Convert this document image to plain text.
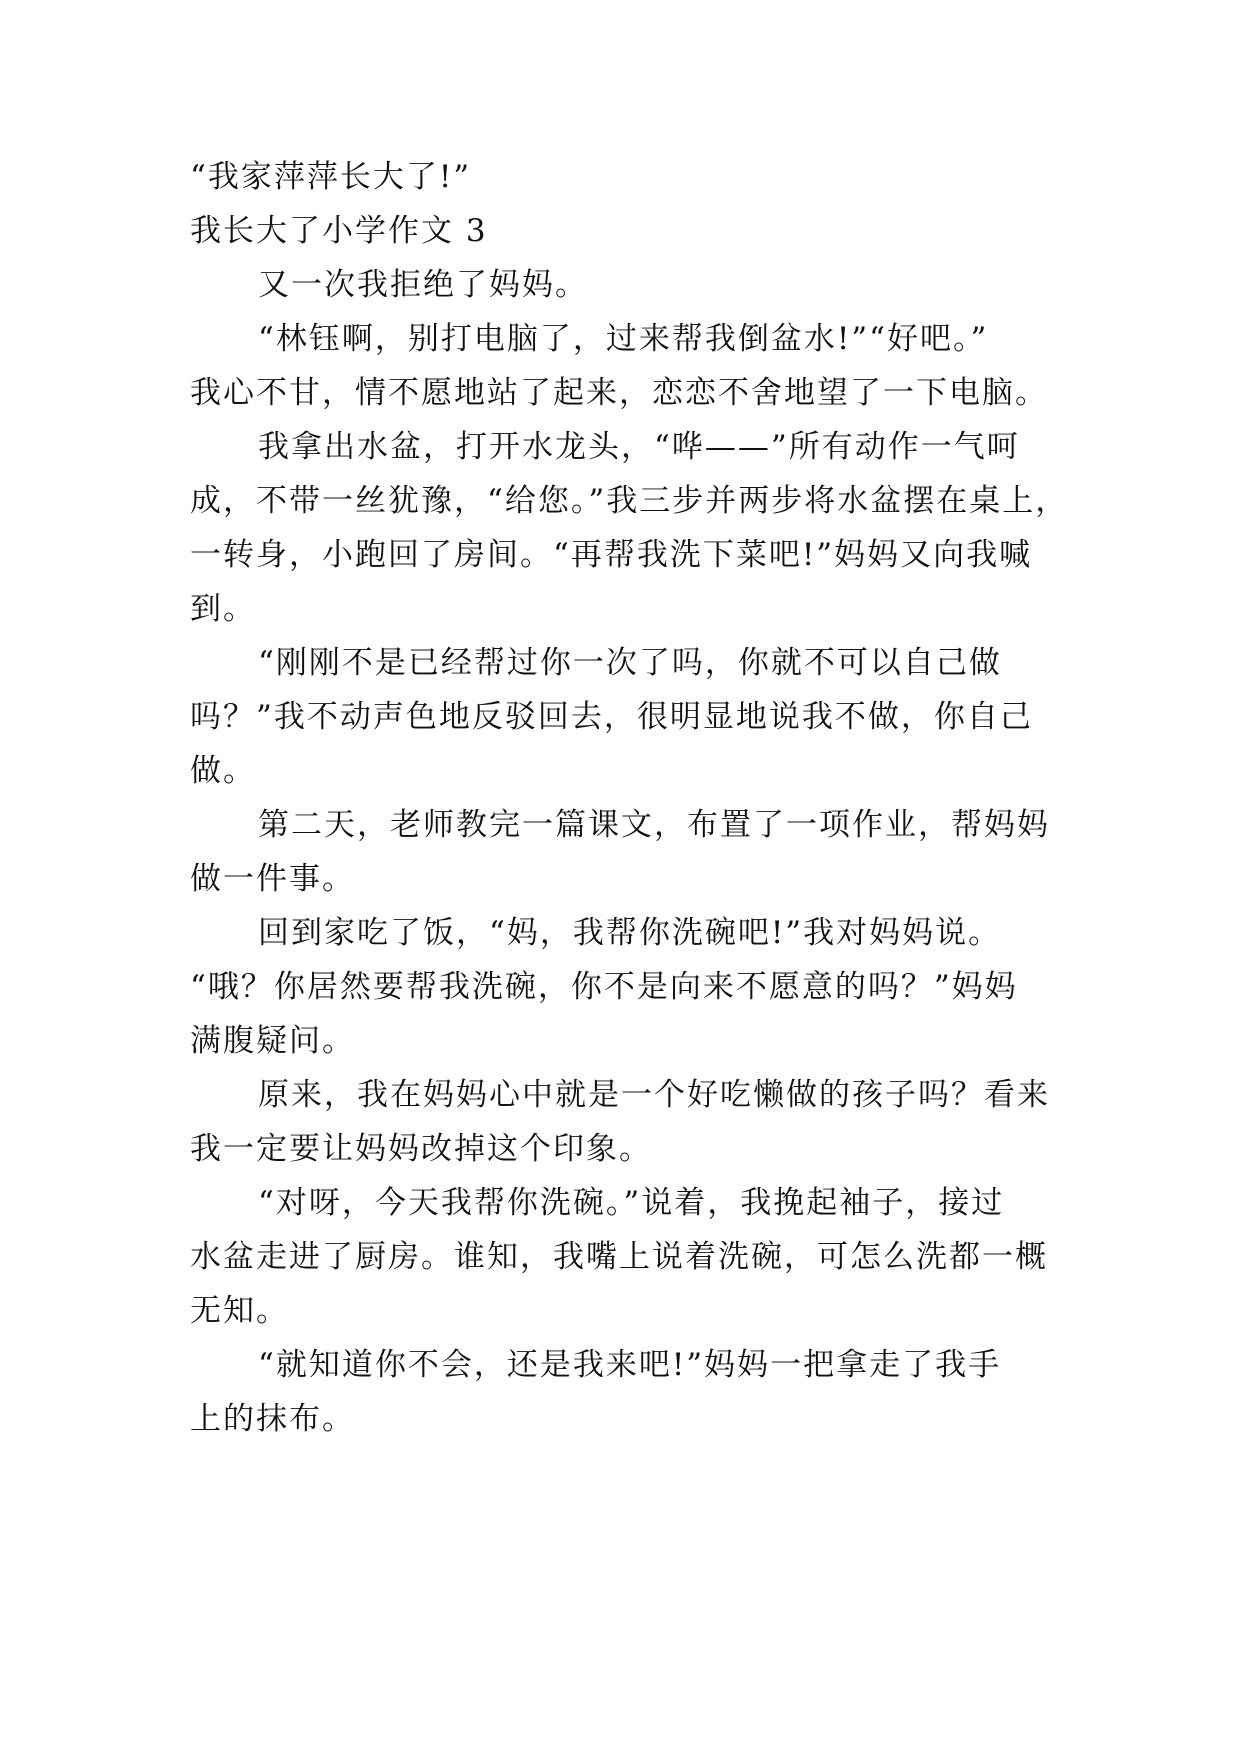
“我家萍萍长大了!”

我长大了小学作文 3

又一次我拒绝了妈妈。

“林钰啊，别打电脑了，过来帮我倒盆水!”“好吧。”

我心不甘，情不愿地站了起来，恋恋不舍地望了一下电脑。

我拿出水盆，打开水龙头，“哗——”所有动作一气呵

成，不带一丝犹豫，“给您。”我三步并两步将水盆摆在桌上，

一转身，小跑回了房间。“再帮我洗下菜吧!”妈妈又向我喊

到。

“刚刚不是已经帮过你一次了吗，你就不可以自己做

吗？”我不动声色地反驳回去，很明显地说我不做，你自己

做。

第二天，老师教完一篇课文，布置了一项作业，帮妈妈

做一件事。

回到家吃了饭，“妈，我帮你洗碗吧!”我对妈妈说。

“哦？你居然要帮我洗碗，你不是向来不愿意的吗？”妈妈

满腹疑问。

原来，我在妈妈心中就是一个好吃懒做的孩子吗？看来

我一定要让妈妈改掉这个印象。

“对呀，今天我帮你洗碗。”说着，我挽起袖子，接过

水盆走进了厨房。谁知，我嘴上说着洗碗，可怎么洗都一概

无知。

“就知道你不会，还是我来吧!”妈妈一把拿走了我手

上的抹布。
##########
→ **WHAT THE TASK ASKS**
Copy out all the records exactly, excluding pictures.

→ **RESPONSE TO THIS TASK**
Convert this document image to plain text.
“我家萍萍长大了!”

我长大了小学作文 3

又一次我拒绝了妈妈。

“林钰啊，别打电脑了，过来帮我倒盆水!”“好吧。”

我心不甘，情不愿地站了起来，恋恋不舍地望了一下电脑。

我拿出水盆，打开水龙头，“哗——”所有动作一气呵

成，不带一丝犹豫，“给您。”我三步并两步将水盆摆在桌上，

一转身，小跑回了房间。“再帮我洗下菜吧!”妈妈又向我喊

到。

“刚刚不是已经帮过你一次了吗，你就不可以自己做

吗？”我不动声色地反驳回去，很明显地说我不做，你自己

做。

第二天，老师教完一篇课文，布置了一项作业，帮妈妈

做一件事。

回到家吃了饭，“妈，我帮你洗碗吧!”我对妈妈说。

“哦？你居然要帮我洗碗，你不是向来不愿意的吗？”妈妈

满腹疑问。

原来，我在妈妈心中就是一个好吃懒做的孩子吗？看来

我一定要让妈妈改掉这个印象。

“对呀，今天我帮你洗碗。”说着，我挽起袖子，接过

水盆走进了厨房。谁知，我嘴上说着洗碗，可怎么洗都一概

无知。

“就知道你不会，还是我来吧!”妈妈一把拿走了我手

上的抹布。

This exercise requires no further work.